[Extracted material]
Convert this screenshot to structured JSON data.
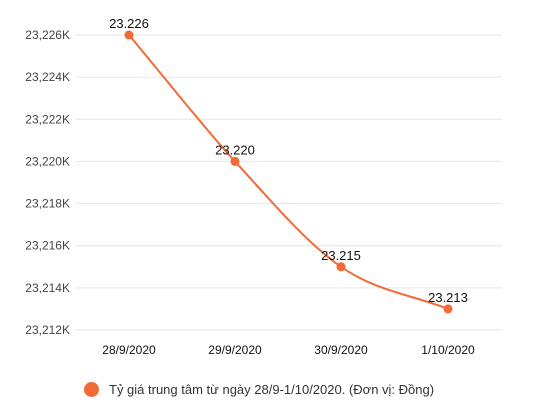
{
  "colors": {
    "series": "#f26a38",
    "grid": "#e6e6e6",
    "axis_text": "#444444",
    "label_text": "#111111"
  },
  "chart_data": {
    "type": "line",
    "title": "",
    "xlabel": "",
    "ylabel": "",
    "categories": [
      "28/9/2020",
      "29/9/2020",
      "30/9/2020",
      "1/10/2020"
    ],
    "series": [
      {
        "name": "Tỷ giá trung tâm từ ngày 28/9-1/10/2020. (Đơn vị: Đồng)",
        "values": [
          23226,
          23220,
          23215,
          23213
        ],
        "data_labels": [
          "23.226",
          "23.220",
          "23.215",
          "23.213"
        ]
      }
    ],
    "y_ticks": [
      23212,
      23214,
      23216,
      23218,
      23220,
      23222,
      23224,
      23226
    ],
    "y_tick_labels": [
      "23,212K",
      "23,214K",
      "23,216K",
      "23,218K",
      "23,220K",
      "23,222K",
      "23,224K",
      "23,226K"
    ],
    "ylim": [
      23212,
      23226
    ],
    "grid": true,
    "legend_position": "bottom-left",
    "smooth": true
  }
}
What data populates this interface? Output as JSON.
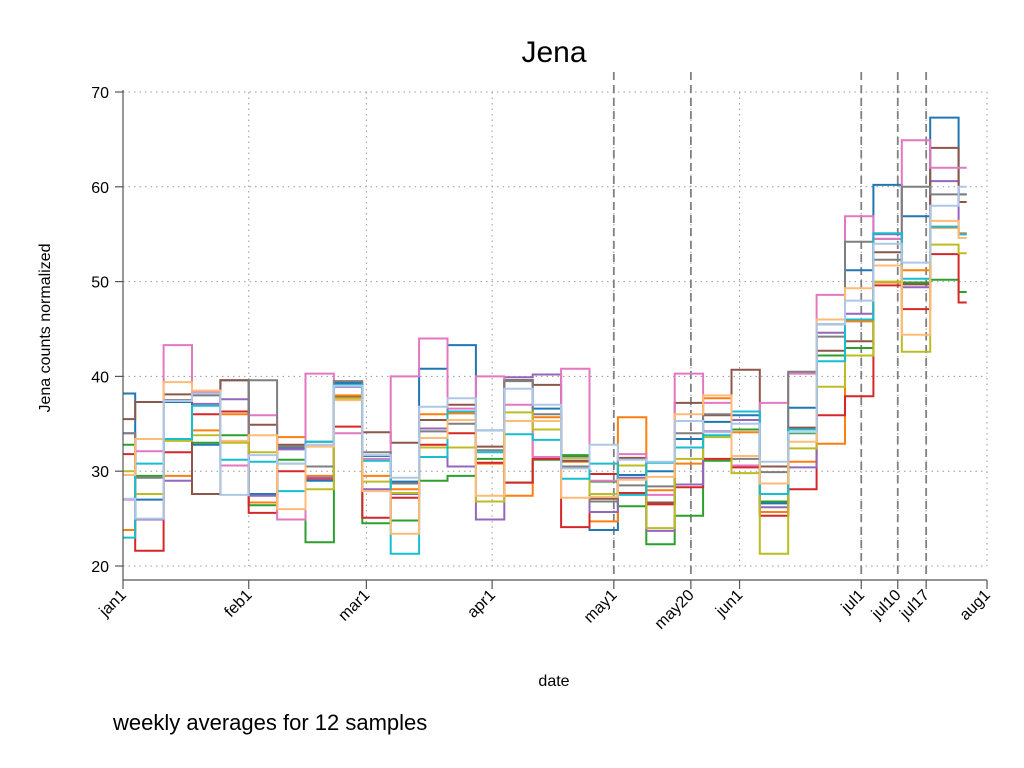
{
  "chart_data": {
    "type": "line",
    "title": "Jena",
    "xlabel": "date",
    "ylabel": "Jena counts normalized",
    "caption": "weekly averages for 12 samples",
    "grid": true,
    "xlim": [
      "2020-01-01",
      "2020-08-01"
    ],
    "ylim": [
      20,
      70
    ],
    "yticks": [
      20,
      30,
      40,
      50,
      60,
      70
    ],
    "xticks": [
      {
        "label": "jan1",
        "date": "2020-01-01"
      },
      {
        "label": "feb1",
        "date": "2020-02-01"
      },
      {
        "label": "mar1",
        "date": "2020-03-01"
      },
      {
        "label": "apr1",
        "date": "2020-04-01"
      },
      {
        "label": "may1",
        "date": "2020-05-01"
      },
      {
        "label": "may20",
        "date": "2020-05-20"
      },
      {
        "label": "jun1",
        "date": "2020-06-01"
      },
      {
        "label": "jul1",
        "date": "2020-07-01"
      },
      {
        "label": "jul10",
        "date": "2020-07-10"
      },
      {
        "label": "jul17",
        "date": "2020-07-17"
      },
      {
        "label": "aug1",
        "date": "2020-08-01"
      }
    ],
    "vlines": [
      "2020-05-01",
      "2020-05-20",
      "2020-07-01",
      "2020-07-10",
      "2020-07-17"
    ],
    "week_starts": [
      "2020-01-01",
      "2020-01-04",
      "2020-01-11",
      "2020-01-18",
      "2020-01-25",
      "2020-02-01",
      "2020-02-08",
      "2020-02-15",
      "2020-02-22",
      "2020-02-29",
      "2020-03-07",
      "2020-03-14",
      "2020-03-21",
      "2020-03-28",
      "2020-04-04",
      "2020-04-11",
      "2020-04-18",
      "2020-04-25",
      "2020-05-02",
      "2020-05-09",
      "2020-05-16",
      "2020-05-23",
      "2020-05-30",
      "2020-06-06",
      "2020-06-13",
      "2020-06-20",
      "2020-06-27",
      "2020-07-04",
      "2020-07-11",
      "2020-07-18",
      "2020-07-25"
    ],
    "x_end": "2020-07-27",
    "series": [
      {
        "color": "#1f77b4",
        "values": [
          38.2,
          27.0,
          37.3,
          32.8,
          39.6,
          27.6,
          32.5,
          29.0,
          39.3,
          31.6,
          28.9,
          40.8,
          43.3,
          34.3,
          39.6,
          36.6,
          31.5,
          23.8,
          29.6,
          30.0,
          33.4,
          35.2,
          35.9,
          26.6,
          36.7,
          45.5,
          51.2,
          60.2,
          56.9,
          67.3,
          59.2
        ]
      },
      {
        "color": "#ff7f0e",
        "values": [
          23.8,
          24.9,
          29.5,
          34.3,
          36.0,
          26.7,
          33.6,
          29.5,
          38.0,
          29.5,
          28.1,
          36.0,
          36.1,
          30.8,
          27.4,
          35.7,
          31.0,
          24.7,
          35.7,
          28.0,
          30.8,
          37.7,
          34.1,
          25.7,
          31.0,
          32.9,
          45.8,
          49.9,
          51.2,
          55.7,
          55.1
        ]
      },
      {
        "color": "#2ca02c",
        "values": [
          32.8,
          29.5,
          33.3,
          33.0,
          33.8,
          26.4,
          31.2,
          22.5,
          37.6,
          24.5,
          24.8,
          29.0,
          29.5,
          31.3,
          28.8,
          31.2,
          31.7,
          28.9,
          26.3,
          22.3,
          25.3,
          31.1,
          34.4,
          26.8,
          34.0,
          42.2,
          43.0,
          54.5,
          49.9,
          50.2,
          48.9
        ]
      },
      {
        "color": "#d62728",
        "values": [
          31.8,
          21.6,
          32.0,
          36.0,
          36.3,
          25.6,
          30.0,
          29.2,
          34.7,
          25.1,
          27.2,
          32.8,
          34.0,
          30.9,
          28.8,
          31.3,
          24.1,
          29.7,
          27.7,
          26.5,
          28.3,
          31.3,
          30.4,
          25.3,
          28.1,
          35.9,
          37.9,
          49.6,
          47.1,
          52.9,
          47.8
        ]
      },
      {
        "color": "#9467bd",
        "values": [
          34.0,
          24.9,
          29.0,
          37.1,
          37.6,
          27.4,
          32.3,
          29.3,
          38.9,
          28.1,
          27.6,
          34.5,
          30.5,
          24.9,
          39.9,
          40.2,
          31.1,
          25.7,
          29.3,
          23.7,
          28.6,
          34.2,
          35.4,
          26.2,
          30.4,
          44.6,
          46.6,
          55.0,
          49.4,
          60.6,
          55.0
        ]
      },
      {
        "color": "#8c564b",
        "values": [
          35.5,
          37.3,
          38.1,
          27.6,
          39.6,
          34.9,
          32.8,
          33.1,
          37.8,
          34.1,
          33.0,
          35.4,
          37.0,
          32.6,
          39.6,
          39.1,
          31.1,
          27.1,
          31.4,
          26.7,
          37.2,
          35.9,
          40.7,
          30.5,
          34.6,
          42.7,
          43.7,
          53.1,
          49.7,
          64.1,
          58.4
        ]
      },
      {
        "color": "#e377c2",
        "values": [
          27.0,
          32.1,
          43.3,
          38.4,
          30.6,
          35.9,
          24.9,
          40.3,
          34.0,
          31.3,
          40.0,
          44.0,
          36.6,
          40.0,
          37.0,
          31.5,
          40.8,
          29.0,
          31.8,
          27.5,
          40.3,
          37.2,
          30.6,
          37.2,
          40.3,
          48.6,
          56.9,
          54.5,
          64.9,
          62.0,
          62.0
        ]
      },
      {
        "color": "#7f7f7f",
        "values": [
          34.0,
          29.3,
          37.5,
          38.0,
          33.1,
          39.6,
          32.6,
          30.5,
          39.5,
          32.0,
          28.7,
          34.2,
          35.0,
          32.2,
          39.5,
          36.0,
          30.5,
          26.8,
          28.5,
          28.4,
          34.0,
          36.0,
          31.3,
          29.9,
          40.5,
          44.2,
          54.2,
          52.3,
          60.0,
          59.2,
          59.2
        ]
      },
      {
        "color": "#bcbd22",
        "values": [
          30.0,
          27.6,
          33.2,
          33.8,
          33.0,
          32.0,
          30.8,
          28.1,
          37.7,
          28.9,
          27.7,
          32.5,
          32.5,
          26.8,
          36.2,
          34.4,
          31.4,
          27.6,
          30.6,
          24.0,
          31.3,
          33.6,
          29.8,
          21.3,
          32.4,
          38.9,
          42.2,
          50.0,
          42.6,
          53.9,
          53.0
        ]
      },
      {
        "color": "#17becf",
        "values": [
          23.0,
          30.8,
          33.4,
          36.9,
          31.2,
          31.0,
          27.9,
          33.1,
          39.1,
          31.1,
          21.3,
          31.5,
          36.3,
          32.0,
          33.9,
          33.3,
          29.2,
          30.8,
          27.5,
          30.9,
          32.5,
          33.8,
          36.3,
          27.6,
          34.4,
          41.6,
          46.0,
          55.1,
          50.3,
          55.8,
          55.0
        ]
      },
      {
        "color": "#ffbb78",
        "values": [
          29.6,
          33.4,
          39.4,
          38.5,
          33.2,
          33.8,
          26.0,
          32.6,
          37.5,
          27.9,
          23.4,
          33.5,
          35.4,
          27.4,
          35.3,
          35.3,
          27.2,
          27.3,
          29.1,
          29.4,
          36.0,
          38.0,
          31.6,
          28.7,
          33.1,
          46.0,
          49.3,
          51.7,
          44.4,
          56.4,
          54.6
        ]
      },
      {
        "color": "#aec7e8",
        "values": [
          27.1,
          25.0,
          37.4,
          38.2,
          27.5,
          31.7,
          30.8,
          32.8,
          39.0,
          31.7,
          29.3,
          36.8,
          37.7,
          34.3,
          38.7,
          37.0,
          30.3,
          32.8,
          31.2,
          31.0,
          35.3,
          34.1,
          35.0,
          31.0,
          34.1,
          45.5,
          48.0,
          54.0,
          52.0,
          58.0,
          60.0
        ]
      }
    ]
  }
}
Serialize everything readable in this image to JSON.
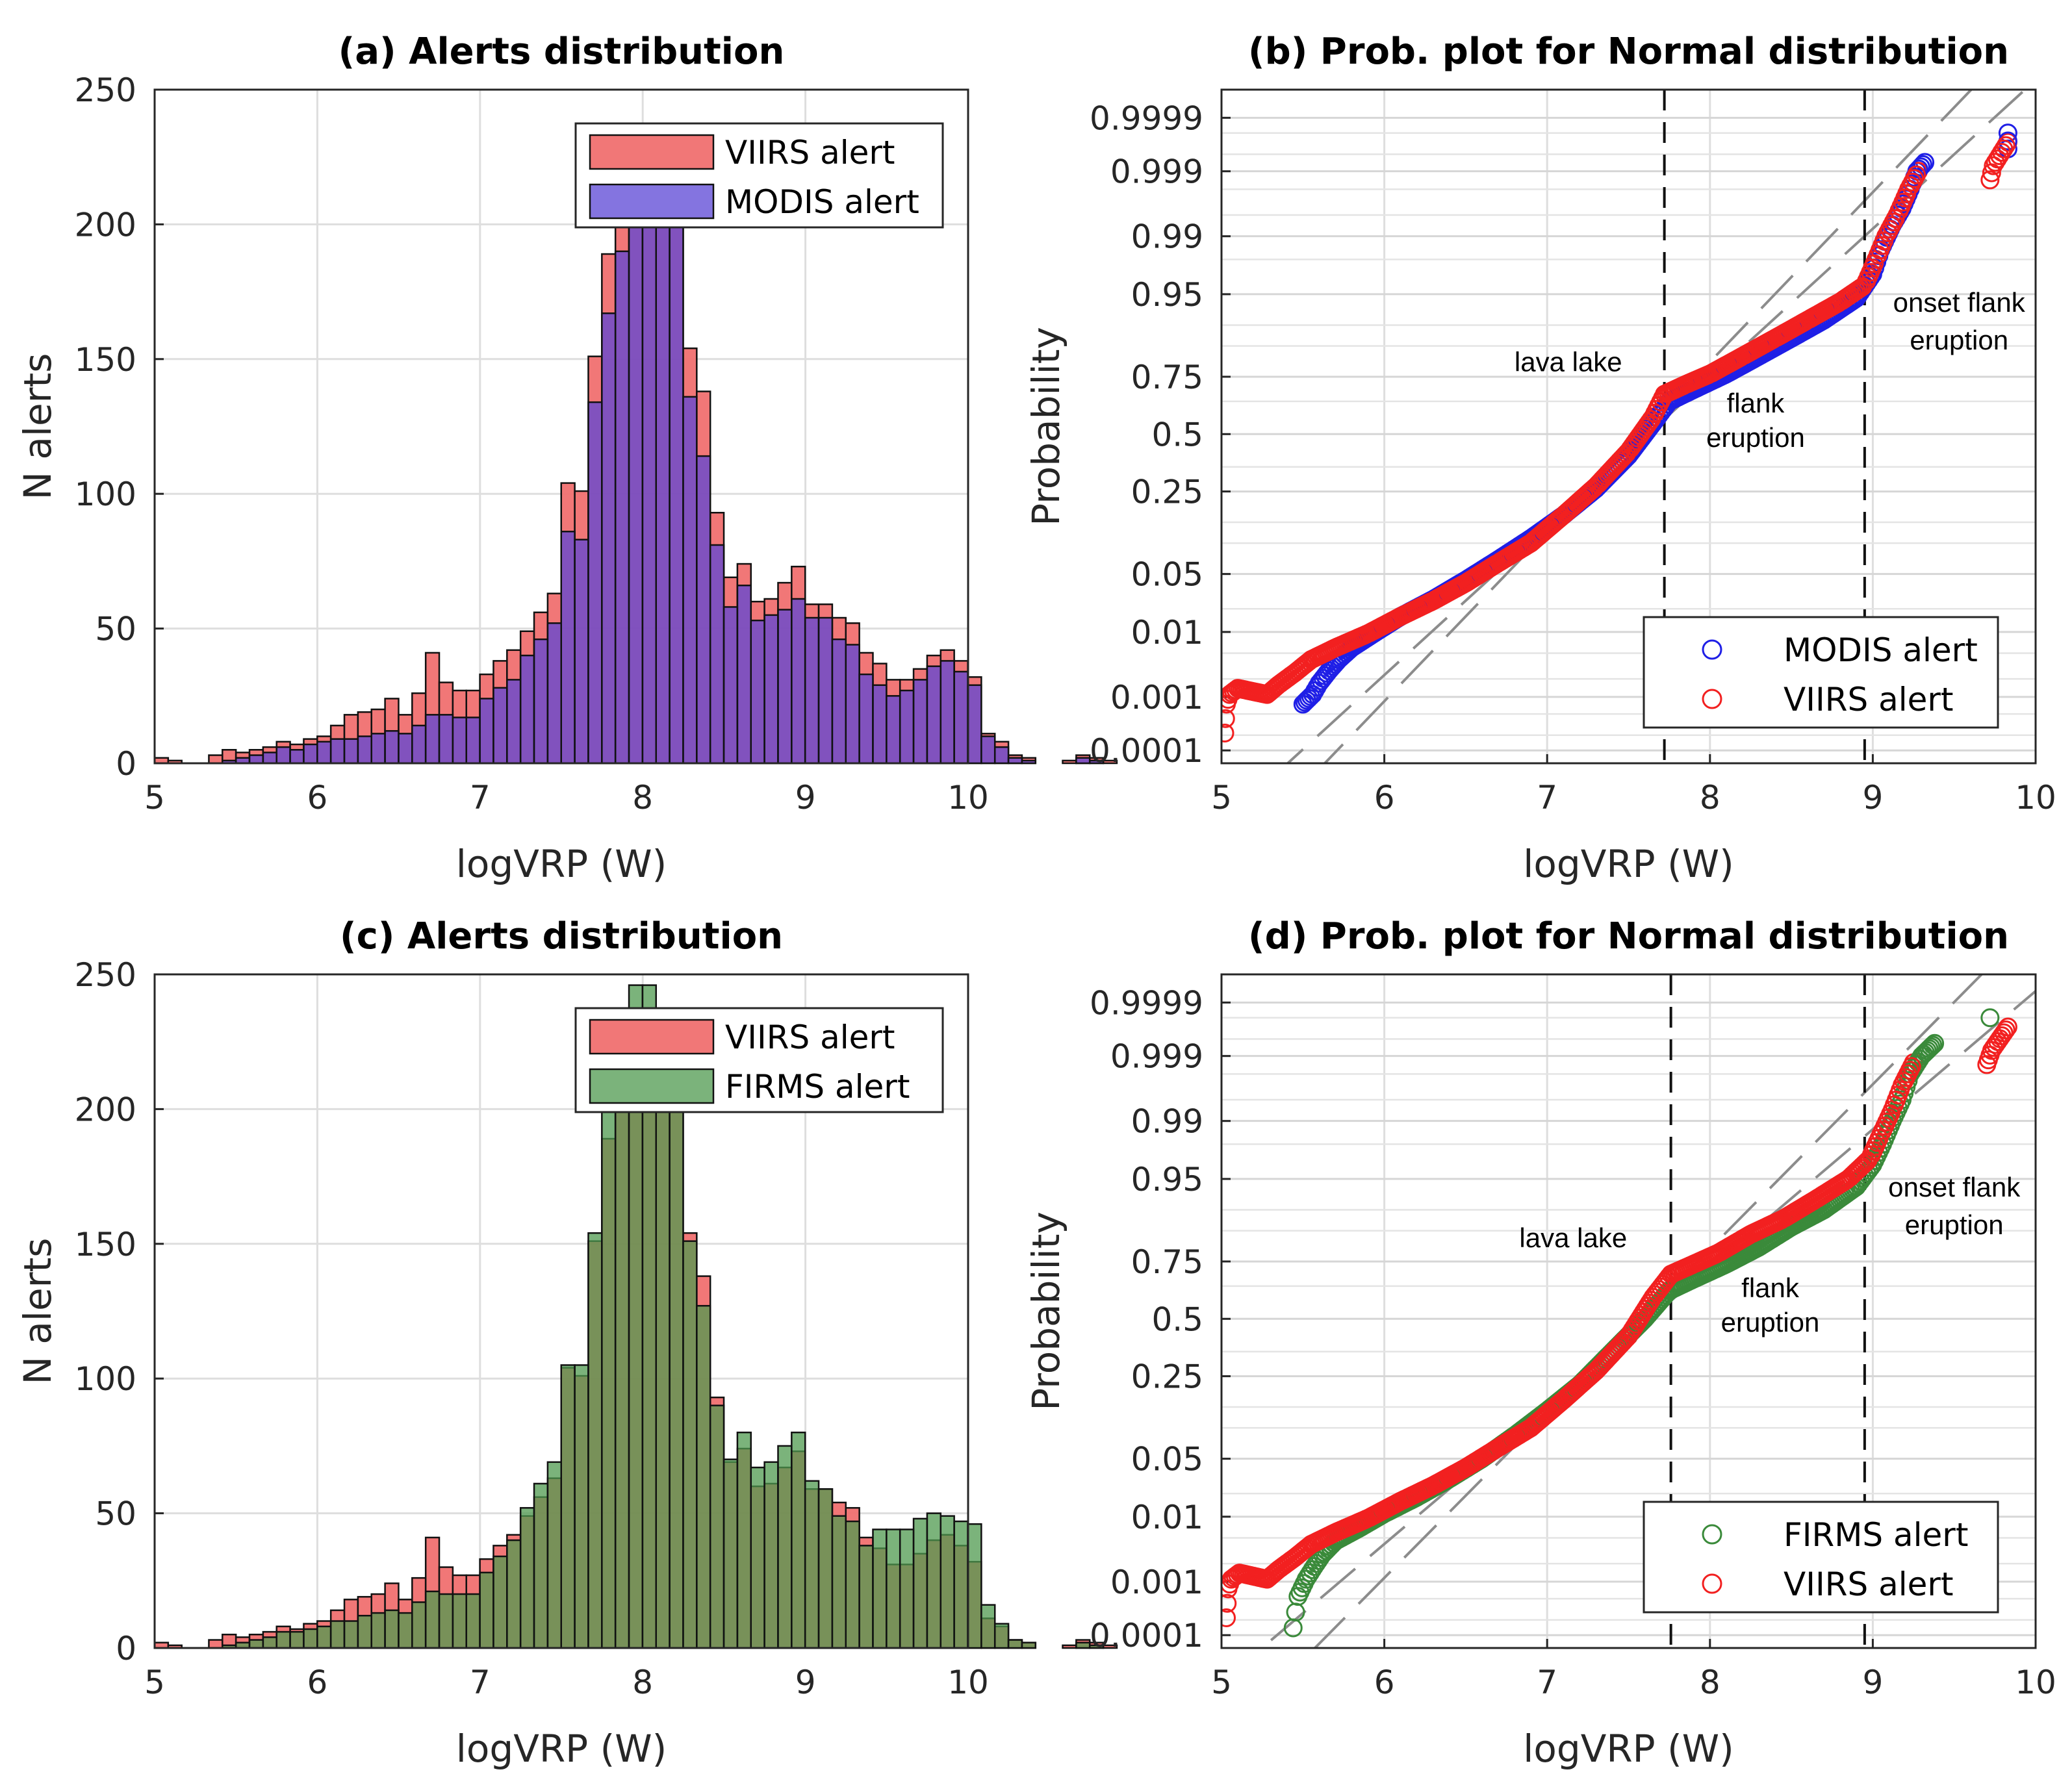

[Task to carry out]
Find the string "JSON" in the records, then copy each line where it occurs.

[Exercise output]
Convert this screenshot to structured JSON data.
What data populates this interface? Output as JSON.
Serialize everything readable in this image to JSON.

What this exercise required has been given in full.